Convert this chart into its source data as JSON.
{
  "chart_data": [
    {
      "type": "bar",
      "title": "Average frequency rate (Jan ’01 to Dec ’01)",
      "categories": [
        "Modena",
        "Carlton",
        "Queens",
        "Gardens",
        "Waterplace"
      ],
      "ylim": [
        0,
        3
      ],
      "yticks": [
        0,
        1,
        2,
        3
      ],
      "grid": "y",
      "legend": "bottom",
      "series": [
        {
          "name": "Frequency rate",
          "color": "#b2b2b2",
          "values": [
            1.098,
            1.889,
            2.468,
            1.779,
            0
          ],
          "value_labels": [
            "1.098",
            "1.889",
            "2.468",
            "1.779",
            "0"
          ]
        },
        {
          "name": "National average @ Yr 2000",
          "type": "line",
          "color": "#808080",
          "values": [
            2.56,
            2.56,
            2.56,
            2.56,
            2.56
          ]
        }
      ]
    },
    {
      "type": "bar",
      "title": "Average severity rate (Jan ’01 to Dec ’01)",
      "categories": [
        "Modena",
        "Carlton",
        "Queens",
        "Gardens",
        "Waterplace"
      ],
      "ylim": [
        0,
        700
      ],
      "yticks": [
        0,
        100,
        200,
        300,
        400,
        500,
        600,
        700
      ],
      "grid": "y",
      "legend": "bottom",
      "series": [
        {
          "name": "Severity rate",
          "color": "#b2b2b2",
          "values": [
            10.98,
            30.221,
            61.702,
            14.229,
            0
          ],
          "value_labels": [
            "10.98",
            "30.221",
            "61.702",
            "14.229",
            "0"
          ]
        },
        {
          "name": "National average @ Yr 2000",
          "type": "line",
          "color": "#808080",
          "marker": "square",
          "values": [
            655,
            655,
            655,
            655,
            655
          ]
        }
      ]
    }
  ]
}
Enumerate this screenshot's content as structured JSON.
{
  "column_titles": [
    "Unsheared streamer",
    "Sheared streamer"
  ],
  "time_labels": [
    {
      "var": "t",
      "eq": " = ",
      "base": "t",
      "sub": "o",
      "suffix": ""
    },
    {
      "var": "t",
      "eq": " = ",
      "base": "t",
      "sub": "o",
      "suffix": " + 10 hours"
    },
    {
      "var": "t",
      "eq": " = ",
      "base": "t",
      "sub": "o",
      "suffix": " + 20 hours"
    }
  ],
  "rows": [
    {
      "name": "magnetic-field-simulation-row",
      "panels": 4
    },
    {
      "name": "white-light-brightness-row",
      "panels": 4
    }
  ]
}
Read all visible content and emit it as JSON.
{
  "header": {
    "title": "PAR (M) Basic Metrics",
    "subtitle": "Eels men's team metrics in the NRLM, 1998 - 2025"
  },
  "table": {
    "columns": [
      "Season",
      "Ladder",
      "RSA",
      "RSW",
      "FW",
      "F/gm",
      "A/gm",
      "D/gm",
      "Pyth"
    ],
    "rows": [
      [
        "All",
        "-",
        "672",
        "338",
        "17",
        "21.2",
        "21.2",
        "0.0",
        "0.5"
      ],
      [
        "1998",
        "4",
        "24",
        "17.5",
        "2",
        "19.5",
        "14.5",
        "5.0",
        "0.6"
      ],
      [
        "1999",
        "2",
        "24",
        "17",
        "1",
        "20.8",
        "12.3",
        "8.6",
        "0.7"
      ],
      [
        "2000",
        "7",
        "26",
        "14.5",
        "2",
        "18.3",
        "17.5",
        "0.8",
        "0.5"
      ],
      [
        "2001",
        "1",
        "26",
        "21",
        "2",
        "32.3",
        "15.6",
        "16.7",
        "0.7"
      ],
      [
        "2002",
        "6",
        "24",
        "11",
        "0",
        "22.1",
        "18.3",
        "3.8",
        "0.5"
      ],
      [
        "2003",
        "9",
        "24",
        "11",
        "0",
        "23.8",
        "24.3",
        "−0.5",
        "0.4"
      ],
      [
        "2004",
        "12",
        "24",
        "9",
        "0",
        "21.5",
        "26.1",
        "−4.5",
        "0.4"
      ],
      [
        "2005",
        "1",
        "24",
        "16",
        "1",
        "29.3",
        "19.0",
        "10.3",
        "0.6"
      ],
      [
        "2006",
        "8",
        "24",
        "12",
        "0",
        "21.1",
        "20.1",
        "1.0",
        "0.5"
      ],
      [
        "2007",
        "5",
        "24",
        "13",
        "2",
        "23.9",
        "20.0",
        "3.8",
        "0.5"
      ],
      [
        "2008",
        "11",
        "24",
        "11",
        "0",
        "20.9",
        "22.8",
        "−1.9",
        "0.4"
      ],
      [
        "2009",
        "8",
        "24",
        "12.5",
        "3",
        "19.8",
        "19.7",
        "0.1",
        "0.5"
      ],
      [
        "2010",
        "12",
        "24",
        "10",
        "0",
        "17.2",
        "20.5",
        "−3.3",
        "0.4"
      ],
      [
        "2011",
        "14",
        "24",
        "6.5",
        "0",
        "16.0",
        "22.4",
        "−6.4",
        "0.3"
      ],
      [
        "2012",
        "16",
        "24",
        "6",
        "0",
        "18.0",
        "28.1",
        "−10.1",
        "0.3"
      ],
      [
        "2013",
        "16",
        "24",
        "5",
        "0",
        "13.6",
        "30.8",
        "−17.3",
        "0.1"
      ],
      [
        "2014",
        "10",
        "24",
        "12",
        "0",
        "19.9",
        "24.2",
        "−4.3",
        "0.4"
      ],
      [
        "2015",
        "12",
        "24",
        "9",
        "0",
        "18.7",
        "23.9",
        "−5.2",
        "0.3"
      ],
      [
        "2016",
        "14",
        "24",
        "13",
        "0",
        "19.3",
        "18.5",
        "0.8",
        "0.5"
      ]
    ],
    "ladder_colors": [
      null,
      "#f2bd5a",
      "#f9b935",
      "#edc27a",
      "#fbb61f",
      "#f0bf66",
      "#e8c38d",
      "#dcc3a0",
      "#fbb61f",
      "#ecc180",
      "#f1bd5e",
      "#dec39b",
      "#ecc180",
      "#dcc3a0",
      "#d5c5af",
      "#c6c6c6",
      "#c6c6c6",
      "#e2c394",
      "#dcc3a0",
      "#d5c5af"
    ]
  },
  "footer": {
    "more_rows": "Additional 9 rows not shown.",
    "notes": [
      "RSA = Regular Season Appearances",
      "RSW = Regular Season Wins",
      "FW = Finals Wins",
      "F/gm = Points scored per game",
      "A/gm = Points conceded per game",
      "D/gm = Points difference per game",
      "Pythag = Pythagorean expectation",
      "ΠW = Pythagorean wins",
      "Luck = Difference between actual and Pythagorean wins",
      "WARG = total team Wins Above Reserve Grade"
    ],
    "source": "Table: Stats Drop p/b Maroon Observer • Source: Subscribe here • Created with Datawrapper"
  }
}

────

# Work to do
Only the number is wanted: how many lines in the entries above contain the word "JSON"?

# Written answer
3